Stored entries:
────────────────────
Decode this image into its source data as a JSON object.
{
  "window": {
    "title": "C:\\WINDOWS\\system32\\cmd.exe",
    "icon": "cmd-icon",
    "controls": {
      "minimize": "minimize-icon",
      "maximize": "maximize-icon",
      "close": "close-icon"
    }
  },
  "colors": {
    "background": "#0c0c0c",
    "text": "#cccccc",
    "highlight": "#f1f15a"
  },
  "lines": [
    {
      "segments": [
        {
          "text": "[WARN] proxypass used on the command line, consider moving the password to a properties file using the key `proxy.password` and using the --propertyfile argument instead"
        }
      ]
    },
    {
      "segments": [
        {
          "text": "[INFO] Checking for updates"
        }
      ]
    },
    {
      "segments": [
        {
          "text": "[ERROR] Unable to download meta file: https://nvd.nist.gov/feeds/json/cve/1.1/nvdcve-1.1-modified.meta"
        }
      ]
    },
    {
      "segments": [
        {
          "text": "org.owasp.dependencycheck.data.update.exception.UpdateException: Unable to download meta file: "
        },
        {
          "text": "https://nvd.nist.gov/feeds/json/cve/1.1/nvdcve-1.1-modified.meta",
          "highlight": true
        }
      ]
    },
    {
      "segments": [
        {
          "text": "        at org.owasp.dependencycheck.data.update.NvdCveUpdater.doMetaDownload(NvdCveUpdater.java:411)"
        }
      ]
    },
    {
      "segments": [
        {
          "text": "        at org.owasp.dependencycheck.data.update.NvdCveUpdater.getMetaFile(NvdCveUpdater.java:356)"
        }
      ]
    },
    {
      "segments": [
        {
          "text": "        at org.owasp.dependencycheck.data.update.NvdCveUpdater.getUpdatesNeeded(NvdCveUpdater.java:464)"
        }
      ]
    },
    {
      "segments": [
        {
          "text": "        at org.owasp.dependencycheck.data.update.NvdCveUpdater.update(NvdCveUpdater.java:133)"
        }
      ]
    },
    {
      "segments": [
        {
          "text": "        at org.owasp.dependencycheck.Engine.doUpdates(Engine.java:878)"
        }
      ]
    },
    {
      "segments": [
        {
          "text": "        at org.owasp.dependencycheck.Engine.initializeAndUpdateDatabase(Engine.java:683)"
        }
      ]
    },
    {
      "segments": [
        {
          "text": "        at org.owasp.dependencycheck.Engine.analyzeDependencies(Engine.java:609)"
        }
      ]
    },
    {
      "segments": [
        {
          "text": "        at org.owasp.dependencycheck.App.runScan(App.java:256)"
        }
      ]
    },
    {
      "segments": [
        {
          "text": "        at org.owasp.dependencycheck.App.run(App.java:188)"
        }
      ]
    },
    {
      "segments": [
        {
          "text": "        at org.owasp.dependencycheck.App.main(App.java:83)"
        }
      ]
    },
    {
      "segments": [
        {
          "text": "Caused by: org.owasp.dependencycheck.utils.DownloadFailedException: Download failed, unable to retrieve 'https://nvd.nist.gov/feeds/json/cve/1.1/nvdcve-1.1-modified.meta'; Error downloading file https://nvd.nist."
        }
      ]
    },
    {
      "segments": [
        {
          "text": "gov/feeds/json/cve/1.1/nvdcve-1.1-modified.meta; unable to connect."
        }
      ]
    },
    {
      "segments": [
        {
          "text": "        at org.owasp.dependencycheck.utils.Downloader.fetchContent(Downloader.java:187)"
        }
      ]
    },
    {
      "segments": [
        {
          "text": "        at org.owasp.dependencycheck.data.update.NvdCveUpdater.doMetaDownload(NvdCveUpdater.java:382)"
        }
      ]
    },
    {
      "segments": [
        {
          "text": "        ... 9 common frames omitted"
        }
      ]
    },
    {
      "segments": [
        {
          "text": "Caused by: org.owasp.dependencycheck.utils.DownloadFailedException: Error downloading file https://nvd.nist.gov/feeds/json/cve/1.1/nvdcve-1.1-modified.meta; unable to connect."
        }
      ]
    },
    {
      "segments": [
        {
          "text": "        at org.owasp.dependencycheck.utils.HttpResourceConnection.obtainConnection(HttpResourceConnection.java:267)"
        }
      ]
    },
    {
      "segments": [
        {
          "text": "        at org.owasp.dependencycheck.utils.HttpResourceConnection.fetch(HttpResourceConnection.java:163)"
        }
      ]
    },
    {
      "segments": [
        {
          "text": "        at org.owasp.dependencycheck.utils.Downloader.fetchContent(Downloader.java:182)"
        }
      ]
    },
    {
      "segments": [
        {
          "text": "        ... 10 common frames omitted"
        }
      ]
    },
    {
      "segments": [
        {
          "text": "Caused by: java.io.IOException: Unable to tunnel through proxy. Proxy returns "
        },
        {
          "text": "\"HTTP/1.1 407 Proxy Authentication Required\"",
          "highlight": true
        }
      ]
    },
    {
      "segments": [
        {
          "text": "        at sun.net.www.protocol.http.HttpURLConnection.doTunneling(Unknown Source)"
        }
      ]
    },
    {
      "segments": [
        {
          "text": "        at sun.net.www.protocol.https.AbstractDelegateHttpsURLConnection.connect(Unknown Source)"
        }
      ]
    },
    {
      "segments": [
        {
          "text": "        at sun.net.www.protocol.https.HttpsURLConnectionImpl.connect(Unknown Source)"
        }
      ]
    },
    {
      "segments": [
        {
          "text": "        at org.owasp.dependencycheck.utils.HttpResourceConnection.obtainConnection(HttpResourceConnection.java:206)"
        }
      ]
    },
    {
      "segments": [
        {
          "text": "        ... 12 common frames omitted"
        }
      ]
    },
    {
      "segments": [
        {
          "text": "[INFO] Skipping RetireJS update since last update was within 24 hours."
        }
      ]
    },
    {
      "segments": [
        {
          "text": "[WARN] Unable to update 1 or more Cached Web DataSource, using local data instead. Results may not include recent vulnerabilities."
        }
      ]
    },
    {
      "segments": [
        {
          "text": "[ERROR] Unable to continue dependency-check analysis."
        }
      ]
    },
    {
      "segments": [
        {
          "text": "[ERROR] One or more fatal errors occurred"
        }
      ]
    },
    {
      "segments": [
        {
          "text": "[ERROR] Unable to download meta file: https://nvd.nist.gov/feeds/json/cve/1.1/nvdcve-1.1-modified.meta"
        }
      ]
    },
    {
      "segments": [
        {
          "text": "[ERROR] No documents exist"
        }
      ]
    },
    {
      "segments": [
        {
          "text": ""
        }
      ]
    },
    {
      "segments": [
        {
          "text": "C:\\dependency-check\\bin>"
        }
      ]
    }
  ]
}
────────────────────
▶ [Task] Repeat the entries above exactly, leaving nothing out.

▶ [Final result]
Decode this image into its source data as a JSON object.
{
  "window": {
    "title": "C:\\WINDOWS\\system32\\cmd.exe",
    "icon": "cmd-icon",
    "controls": {
      "minimize": "minimize-icon",
      "maximize": "maximize-icon",
      "close": "close-icon"
    }
  },
  "colors": {
    "background": "#0c0c0c",
    "text": "#cccccc",
    "highlight": "#f1f15a"
  },
  "lines": [
    {
      "segments": [
        {
          "text": "[WARN] proxypass used on the command line, consider moving the password to a properties file using the key `proxy.password` and using the --propertyfile argument instead"
        }
      ]
    },
    {
      "segments": [
        {
          "text": "[INFO] Checking for updates"
        }
      ]
    },
    {
      "segments": [
        {
          "text": "[ERROR] Unable to download meta file: https://nvd.nist.gov/feeds/json/cve/1.1/nvdcve-1.1-modified.meta"
        }
      ]
    },
    {
      "segments": [
        {
          "text": "org.owasp.dependencycheck.data.update.exception.UpdateException: Unable to download meta file: "
        },
        {
          "text": "https://nvd.nist.gov/feeds/json/cve/1.1/nvdcve-1.1-modified.meta",
          "highlight": true
        }
      ]
    },
    {
      "segments": [
        {
          "text": "        at org.owasp.dependencycheck.data.update.NvdCveUpdater.doMetaDownload(NvdCveUpdater.java:411)"
        }
      ]
    },
    {
      "segments": [
        {
          "text": "        at org.owasp.dependencycheck.data.update.NvdCveUpdater.getMetaFile(NvdCveUpdater.java:356)"
        }
      ]
    },
    {
      "segments": [
        {
          "text": "        at org.owasp.dependencycheck.data.update.NvdCveUpdater.getUpdatesNeeded(NvdCveUpdater.java:464)"
        }
      ]
    },
    {
      "segments": [
        {
          "text": "        at org.owasp.dependencycheck.data.update.NvdCveUpdater.update(NvdCveUpdater.java:133)"
        }
      ]
    },
    {
      "segments": [
        {
          "text": "        at org.owasp.dependencycheck.Engine.doUpdates(Engine.java:878)"
        }
      ]
    },
    {
      "segments": [
        {
          "text": "        at org.owasp.dependencycheck.Engine.initializeAndUpdateDatabase(Engine.java:683)"
        }
      ]
    },
    {
      "segments": [
        {
          "text": "        at org.owasp.dependencycheck.Engine.analyzeDependencies(Engine.java:609)"
        }
      ]
    },
    {
      "segments": [
        {
          "text": "        at org.owasp.dependencycheck.App.runScan(App.java:256)"
        }
      ]
    },
    {
      "segments": [
        {
          "text": "        at org.owasp.dependencycheck.App.run(App.java:188)"
        }
      ]
    },
    {
      "segments": [
        {
          "text": "        at org.owasp.dependencycheck.App.main(App.java:83)"
        }
      ]
    },
    {
      "segments": [
        {
          "text": "Caused by: org.owasp.dependencycheck.utils.DownloadFailedException: Download failed, unable to retrieve 'https://nvd.nist.gov/feeds/json/cve/1.1/nvdcve-1.1-modified.meta'; Error downloading file https://nvd.nist."
        }
      ]
    },
    {
      "segments": [
        {
          "text": "gov/feeds/json/cve/1.1/nvdcve-1.1-modified.meta; unable to connect."
        }
      ]
    },
    {
      "segments": [
        {
          "text": "        at org.owasp.dependencycheck.utils.Downloader.fetchContent(Downloader.java:187)"
        }
      ]
    },
    {
      "segments": [
        {
          "text": "        at org.owasp.dependencycheck.data.update.NvdCveUpdater.doMetaDownload(NvdCveUpdater.java:382)"
        }
      ]
    },
    {
      "segments": [
        {
          "text": "        ... 9 common frames omitted"
        }
      ]
    },
    {
      "segments": [
        {
          "text": "Caused by: org.owasp.dependencycheck.utils.DownloadFailedException: Error downloading file https://nvd.nist.gov/feeds/json/cve/1.1/nvdcve-1.1-modified.meta; unable to connect."
        }
      ]
    },
    {
      "segments": [
        {
          "text": "        at org.owasp.dependencycheck.utils.HttpResourceConnection.obtainConnection(HttpResourceConnection.java:267)"
        }
      ]
    },
    {
      "segments": [
        {
          "text": "        at org.owasp.dependencycheck.utils.HttpResourceConnection.fetch(HttpResourceConnection.java:163)"
        }
      ]
    },
    {
      "segments": [
        {
          "text": "        at org.owasp.dependencycheck.utils.Downloader.fetchContent(Downloader.java:182)"
        }
      ]
    },
    {
      "segments": [
        {
          "text": "        ... 10 common frames omitted"
        }
      ]
    },
    {
      "segments": [
        {
          "text": "Caused by: java.io.IOException: Unable to tunnel through proxy. Proxy returns "
        },
        {
          "text": "\"HTTP/1.1 407 Proxy Authentication Required\"",
          "highlight": true
        }
      ]
    },
    {
      "segments": [
        {
          "text": "        at sun.net.www.protocol.http.HttpURLConnection.doTunneling(Unknown Source)"
        }
      ]
    },
    {
      "segments": [
        {
          "text": "        at sun.net.www.protocol.https.AbstractDelegateHttpsURLConnection.connect(Unknown Source)"
        }
      ]
    },
    {
      "segments": [
        {
          "text": "        at sun.net.www.protocol.https.HttpsURLConnectionImpl.connect(Unknown Source)"
        }
      ]
    },
    {
      "segments": [
        {
          "text": "        at org.owasp.dependencycheck.utils.HttpResourceConnection.obtainConnection(HttpResourceConnection.java:206)"
        }
      ]
    },
    {
      "segments": [
        {
          "text": "        ... 12 common frames omitted"
        }
      ]
    },
    {
      "segments": [
        {
          "text": "[INFO] Skipping RetireJS update since last update was within 24 hours."
        }
      ]
    },
    {
      "segments": [
        {
          "text": "[WARN] Unable to update 1 or more Cached Web DataSource, using local data instead. Results may not include recent vulnerabilities."
        }
      ]
    },
    {
      "segments": [
        {
          "text": "[ERROR] Unable to continue dependency-check analysis."
        }
      ]
    },
    {
      "segments": [
        {
          "text": "[ERROR] One or more fatal errors occurred"
        }
      ]
    },
    {
      "segments": [
        {
          "text": "[ERROR] Unable to download meta file: https://nvd.nist.gov/feeds/json/cve/1.1/nvdcve-1.1-modified.meta"
        }
      ]
    },
    {
      "segments": [
        {
          "text": "[ERROR] No documents exist"
        }
      ]
    },
    {
      "segments": [
        {
          "text": ""
        }
      ]
    },
    {
      "segments": [
        {
          "text": "C:\\dependency-check\\bin>"
        }
      ]
    }
  ]
}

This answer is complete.